Reproduce the listing word for word, leaving every picture behind.

GIVEN ENTRIES =
———

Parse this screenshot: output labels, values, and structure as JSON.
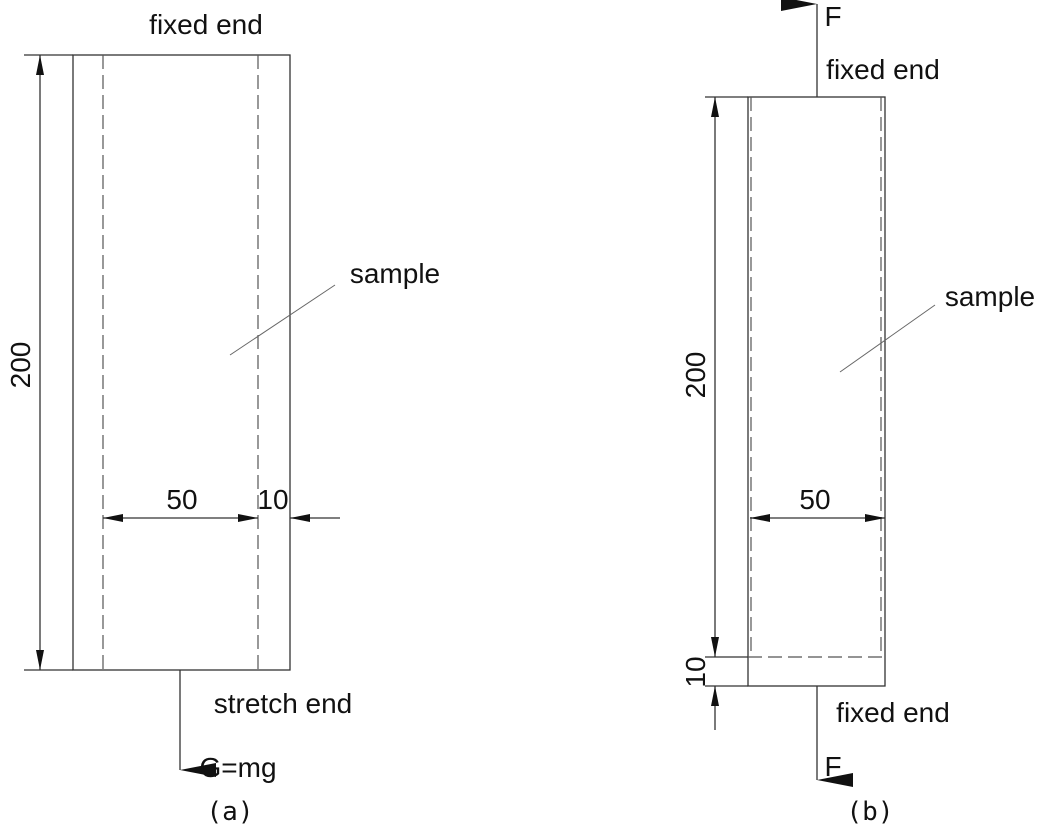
{
  "panels": [
    {
      "caption": "(a)",
      "top_label": "fixed end",
      "sample_label": "sample",
      "height_dim": "200",
      "width_dim": "50",
      "margin_dim": "10",
      "bottom_label": "stretch end",
      "load_label": "G=mg"
    },
    {
      "caption": "(b)",
      "top_force": "F",
      "top_label": "fixed end",
      "sample_label": "sample",
      "height_dim": "200",
      "width_dim": "50",
      "margin_dim": "10",
      "bottom_label": "fixed end",
      "bottom_force": "F"
    }
  ]
}
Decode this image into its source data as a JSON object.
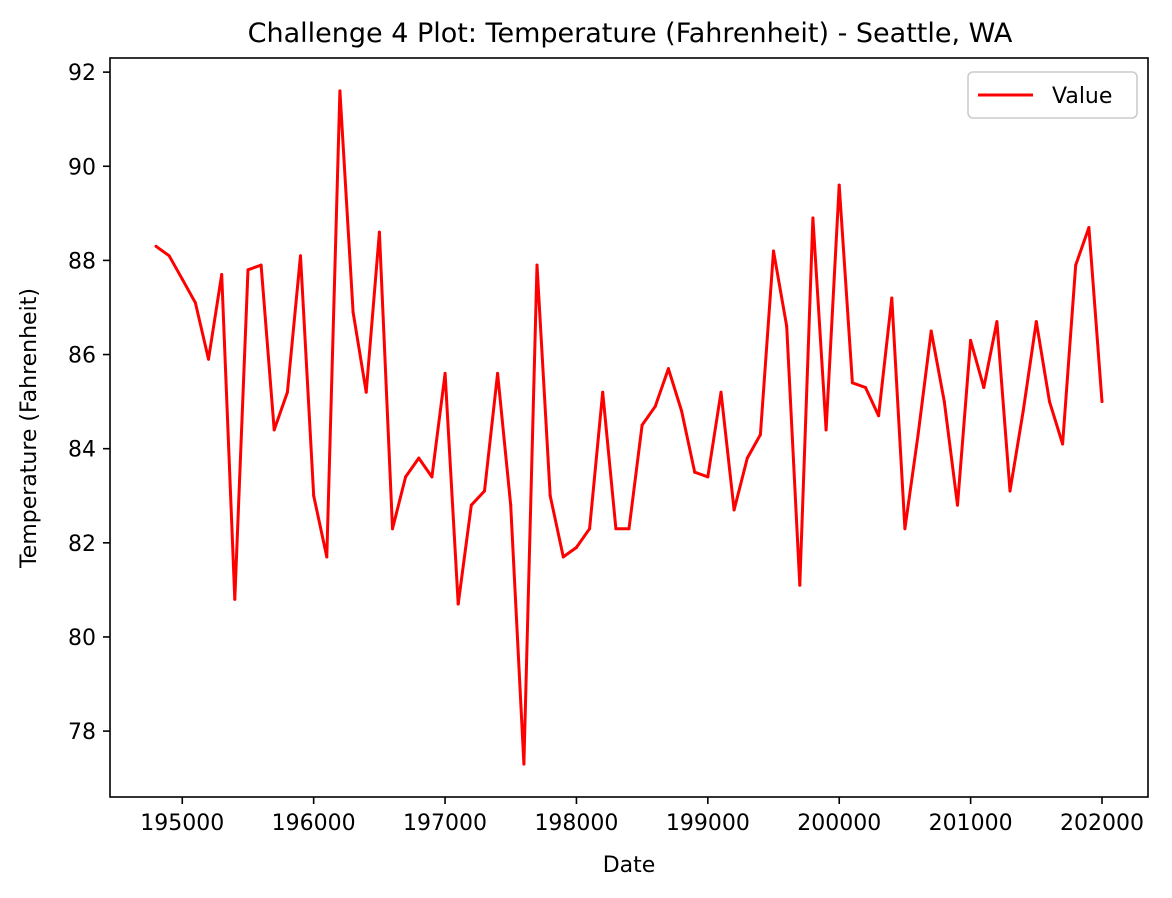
{
  "chart_data": {
    "type": "line",
    "title": "Challenge 4 Plot: Temperature (Fahrenheit) - Seattle, WA",
    "xlabel": "Date",
    "ylabel": "Temperature (Fahrenheit)",
    "xlim": [
      194450,
      202350
    ],
    "ylim": [
      76.6,
      92.3
    ],
    "x_ticks": [
      195000,
      196000,
      197000,
      198000,
      199000,
      200000,
      201000,
      202000
    ],
    "y_ticks": [
      78,
      80,
      82,
      84,
      86,
      88,
      90,
      92
    ],
    "legend_position": "top-right",
    "grid": false,
    "series": [
      {
        "name": "Value",
        "color": "#ff0000",
        "x": [
          194800,
          194900,
          195000,
          195100,
          195200,
          195300,
          195400,
          195500,
          195600,
          195700,
          195800,
          195900,
          196000,
          196100,
          196200,
          196300,
          196400,
          196500,
          196600,
          196700,
          196800,
          196900,
          197000,
          197100,
          197200,
          197300,
          197400,
          197500,
          197600,
          197700,
          197800,
          197900,
          198000,
          198100,
          198200,
          198300,
          198400,
          198500,
          198600,
          198700,
          198800,
          198900,
          199000,
          199100,
          199200,
          199300,
          199400,
          199500,
          199600,
          199700,
          199800,
          199900,
          200000,
          200100,
          200200,
          200300,
          200400,
          200500,
          200600,
          200700,
          200800,
          200900,
          201000,
          201100,
          201200,
          201300,
          201400,
          201500,
          201600,
          201700,
          201800,
          201900,
          202000
        ],
        "values": [
          88.3,
          88.1,
          87.6,
          87.1,
          85.9,
          87.7,
          80.8,
          87.8,
          87.9,
          84.4,
          85.2,
          88.1,
          83.0,
          81.7,
          91.6,
          86.9,
          85.2,
          88.6,
          82.3,
          83.4,
          83.8,
          83.4,
          85.6,
          80.7,
          82.8,
          83.1,
          85.6,
          82.8,
          77.3,
          87.9,
          83.0,
          81.7,
          81.9,
          82.3,
          85.2,
          82.3,
          82.3,
          84.5,
          84.9,
          85.7,
          84.8,
          83.5,
          83.4,
          85.2,
          82.7,
          83.8,
          84.3,
          88.2,
          86.6,
          81.1,
          88.9,
          84.4,
          89.6,
          85.4,
          85.3,
          84.7,
          87.2,
          82.3,
          84.3,
          86.5,
          85.0,
          82.8,
          86.3,
          85.3,
          86.7,
          83.1,
          84.8,
          86.7,
          85.0,
          84.1,
          87.9,
          88.7,
          85.0
        ]
      }
    ]
  }
}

———

RESPONSE =
Parse this screenshot: output labels, values, and structure as JSON.
{
  "panels": [
    {
      "caption": "(a)",
      "top_label": "fixed end",
      "sample_label": "sample",
      "height_dim": "200",
      "width_dim": "50",
      "margin_dim": "10",
      "bottom_label": "stretch end",
      "load_label": "G=mg"
    },
    {
      "caption": "(b)",
      "top_force": "F",
      "top_label": "fixed end",
      "sample_label": "sample",
      "height_dim": "200",
      "width_dim": "50",
      "margin_dim": "10",
      "bottom_label": "fixed end",
      "bottom_force": "F"
    }
  ]
}
Decode this image into its source data as a JSON object.
{
  "chart_data": {
    "type": "line",
    "title": "Challenge 4 Plot: Temperature (Fahrenheit) - Seattle, WA",
    "xlabel": "Date",
    "ylabel": "Temperature (Fahrenheit)",
    "xlim": [
      194450,
      202350
    ],
    "ylim": [
      76.6,
      92.3
    ],
    "x_ticks": [
      195000,
      196000,
      197000,
      198000,
      199000,
      200000,
      201000,
      202000
    ],
    "y_ticks": [
      78,
      80,
      82,
      84,
      86,
      88,
      90,
      92
    ],
    "legend_position": "top-right",
    "grid": false,
    "series": [
      {
        "name": "Value",
        "color": "#ff0000",
        "x": [
          194800,
          194900,
          195000,
          195100,
          195200,
          195300,
          195400,
          195500,
          195600,
          195700,
          195800,
          195900,
          196000,
          196100,
          196200,
          196300,
          196400,
          196500,
          196600,
          196700,
          196800,
          196900,
          197000,
          197100,
          197200,
          197300,
          197400,
          197500,
          197600,
          197700,
          197800,
          197900,
          198000,
          198100,
          198200,
          198300,
          198400,
          198500,
          198600,
          198700,
          198800,
          198900,
          199000,
          199100,
          199200,
          199300,
          199400,
          199500,
          199600,
          199700,
          199800,
          199900,
          200000,
          200100,
          200200,
          200300,
          200400,
          200500,
          200600,
          200700,
          200800,
          200900,
          201000,
          201100,
          201200,
          201300,
          201400,
          201500,
          201600,
          201700,
          201800,
          201900,
          202000
        ],
        "values": [
          88.3,
          88.1,
          87.6,
          87.1,
          85.9,
          87.7,
          80.8,
          87.8,
          87.9,
          84.4,
          85.2,
          88.1,
          83.0,
          81.7,
          91.6,
          86.9,
          85.2,
          88.6,
          82.3,
          83.4,
          83.8,
          83.4,
          85.6,
          80.7,
          82.8,
          83.1,
          85.6,
          82.8,
          77.3,
          87.9,
          83.0,
          81.7,
          81.9,
          82.3,
          85.2,
          82.3,
          82.3,
          84.5,
          84.9,
          85.7,
          84.8,
          83.5,
          83.4,
          85.2,
          82.7,
          83.8,
          84.3,
          88.2,
          86.6,
          81.1,
          88.9,
          84.4,
          89.6,
          85.4,
          85.3,
          84.7,
          87.2,
          82.3,
          84.3,
          86.5,
          85.0,
          82.8,
          86.3,
          85.3,
          86.7,
          83.1,
          84.8,
          86.7,
          85.0,
          84.1,
          87.9,
          88.7,
          85.0
        ]
      }
    ]
  }
}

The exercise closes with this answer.